(Rows from a dataset)

..........

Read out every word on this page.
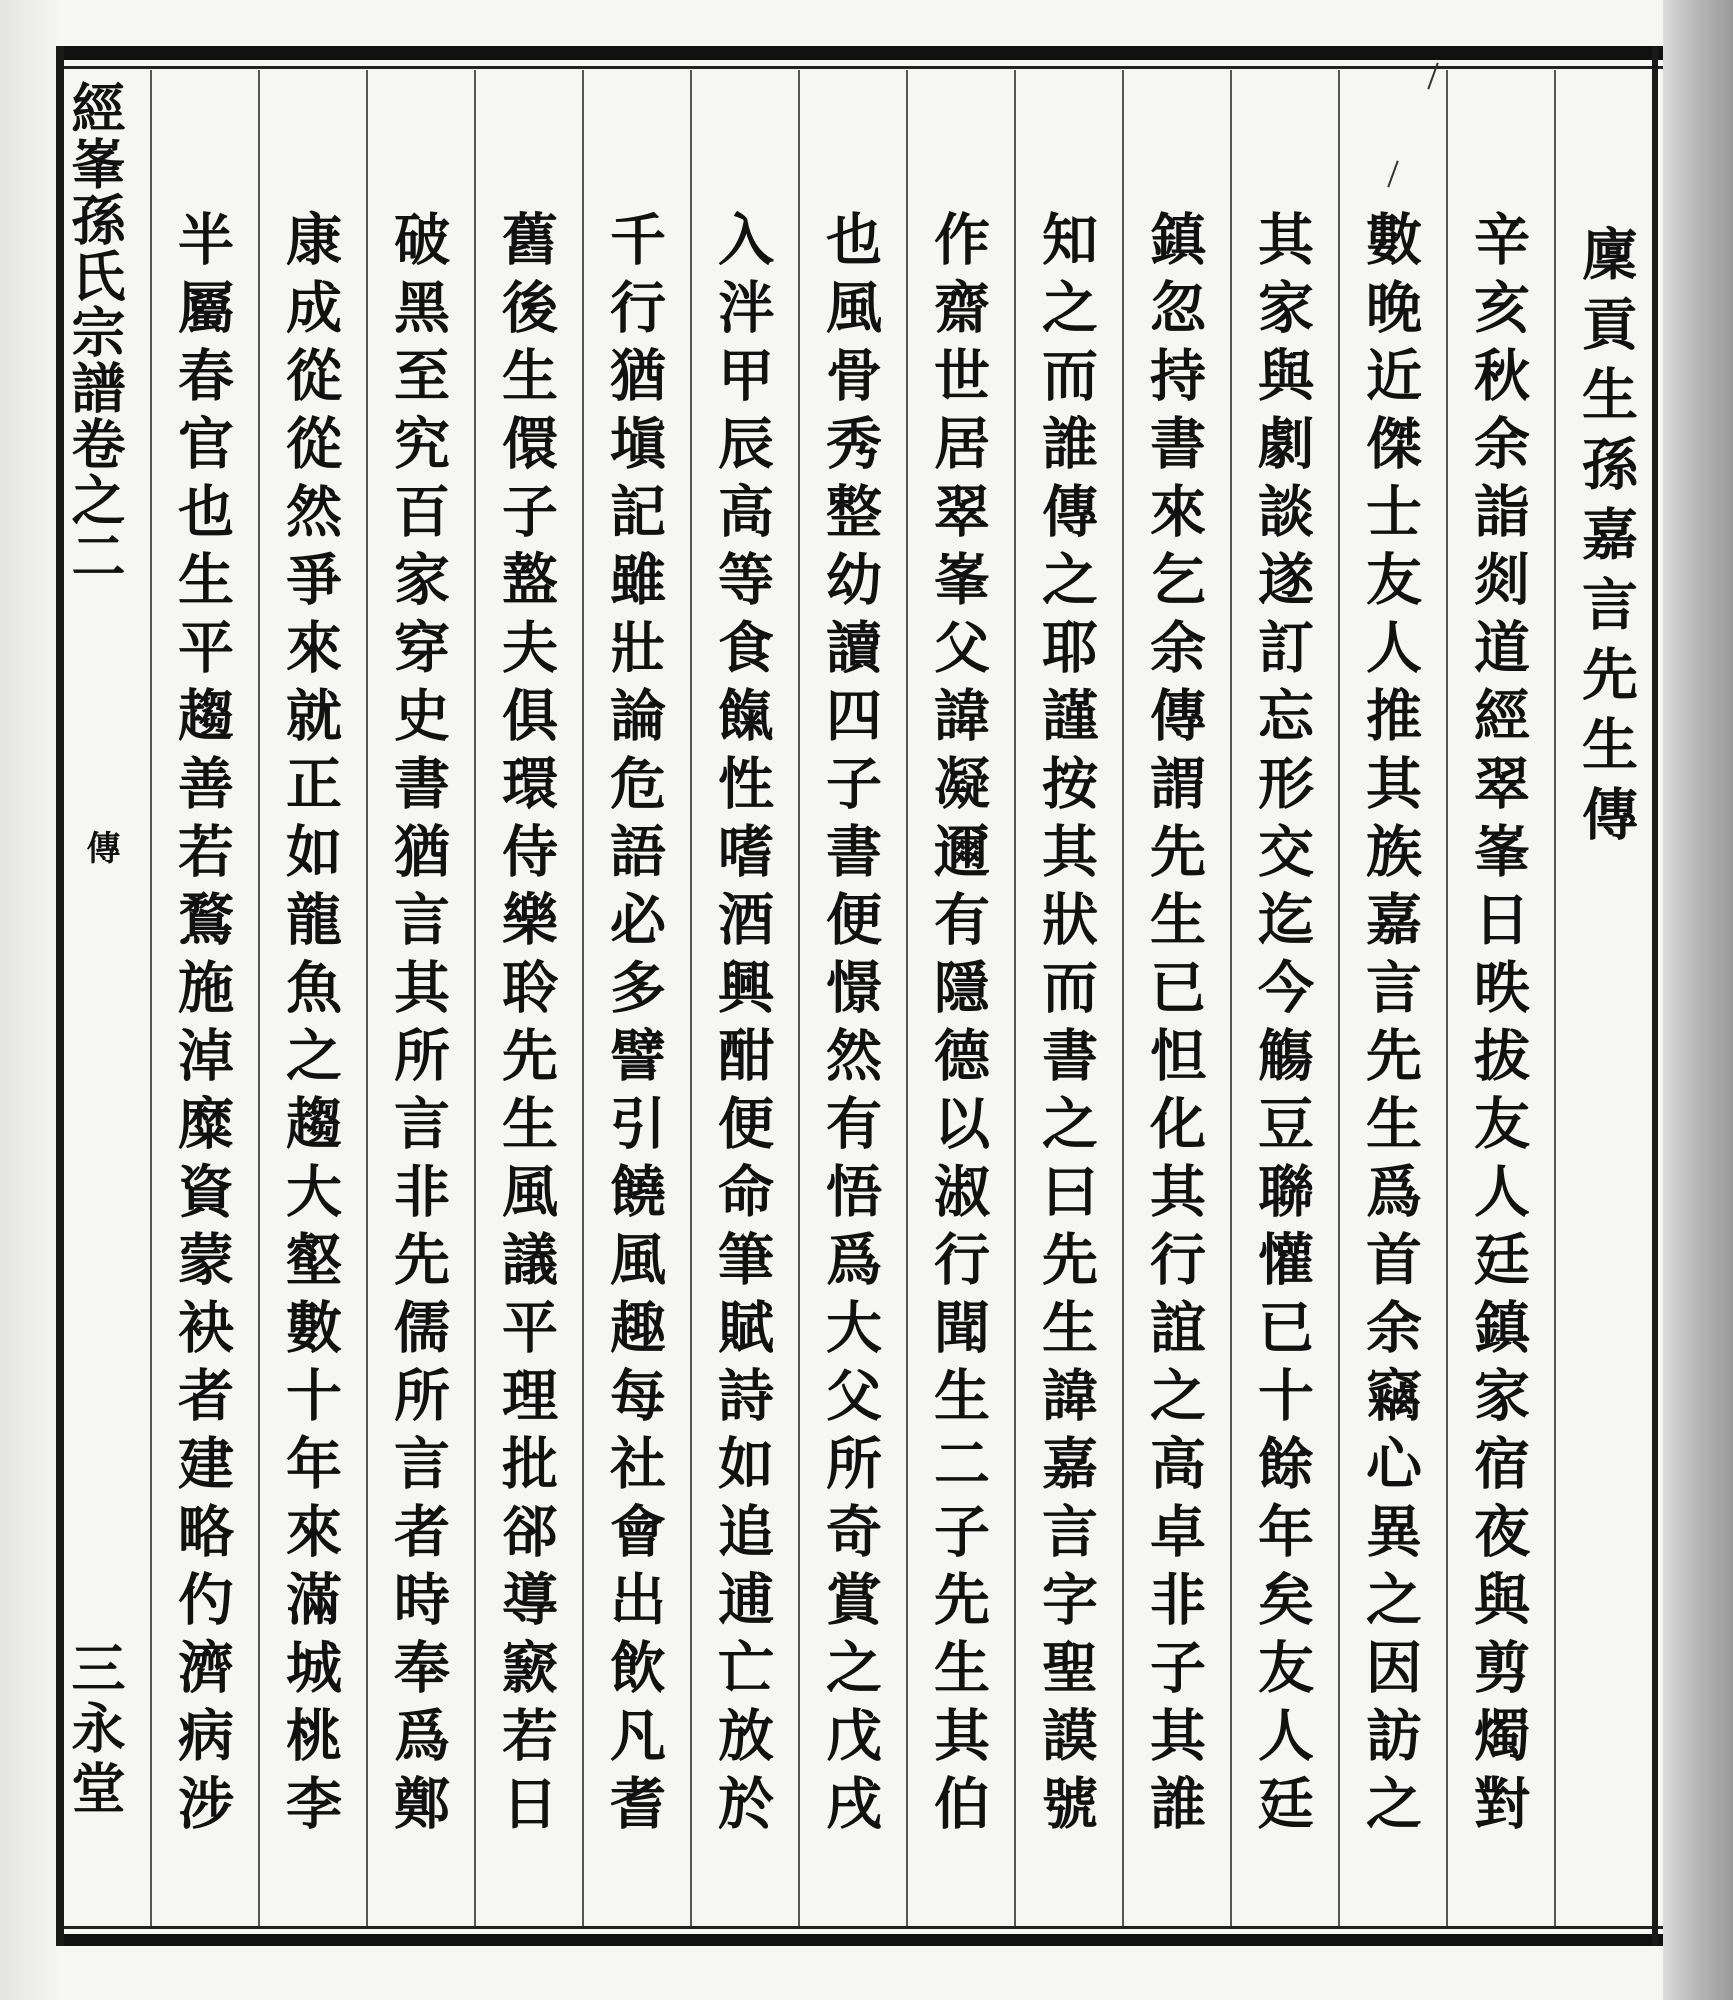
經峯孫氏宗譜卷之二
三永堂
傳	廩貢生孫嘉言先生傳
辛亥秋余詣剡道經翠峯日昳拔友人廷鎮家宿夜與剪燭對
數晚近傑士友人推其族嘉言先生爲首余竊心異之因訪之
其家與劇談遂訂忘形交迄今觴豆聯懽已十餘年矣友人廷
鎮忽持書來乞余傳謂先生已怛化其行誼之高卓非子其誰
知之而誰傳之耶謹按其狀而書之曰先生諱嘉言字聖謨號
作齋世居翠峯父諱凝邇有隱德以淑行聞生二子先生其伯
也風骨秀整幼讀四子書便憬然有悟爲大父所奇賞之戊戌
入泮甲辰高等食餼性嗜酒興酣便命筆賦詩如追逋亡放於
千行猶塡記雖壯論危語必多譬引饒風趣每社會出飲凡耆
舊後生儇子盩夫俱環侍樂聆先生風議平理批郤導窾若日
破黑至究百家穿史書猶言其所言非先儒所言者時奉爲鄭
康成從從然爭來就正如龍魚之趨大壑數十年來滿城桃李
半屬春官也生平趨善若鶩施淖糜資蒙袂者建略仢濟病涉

..........

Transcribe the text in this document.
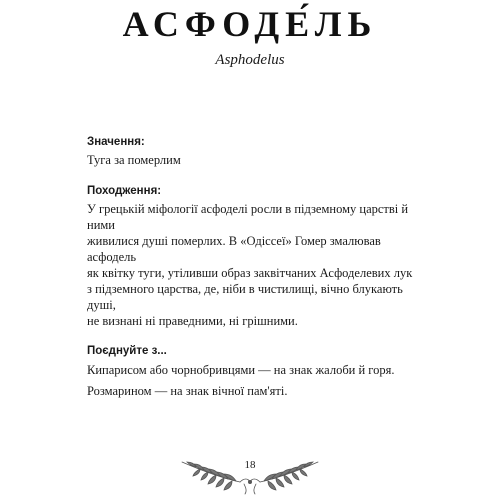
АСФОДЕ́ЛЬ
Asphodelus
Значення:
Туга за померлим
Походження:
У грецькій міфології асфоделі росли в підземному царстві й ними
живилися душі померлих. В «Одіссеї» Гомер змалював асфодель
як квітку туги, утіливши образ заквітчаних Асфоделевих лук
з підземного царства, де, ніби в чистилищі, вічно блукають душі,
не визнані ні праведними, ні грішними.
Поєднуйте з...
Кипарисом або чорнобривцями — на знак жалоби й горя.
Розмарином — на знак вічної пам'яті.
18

..........

Given instruction: Every line that holds the word "знак" should be extracted.

Output for this exercise:
Кипарисом або чорнобривцями — на знак жалоби й горя.
Розмарином — на знак вічної пам'яті.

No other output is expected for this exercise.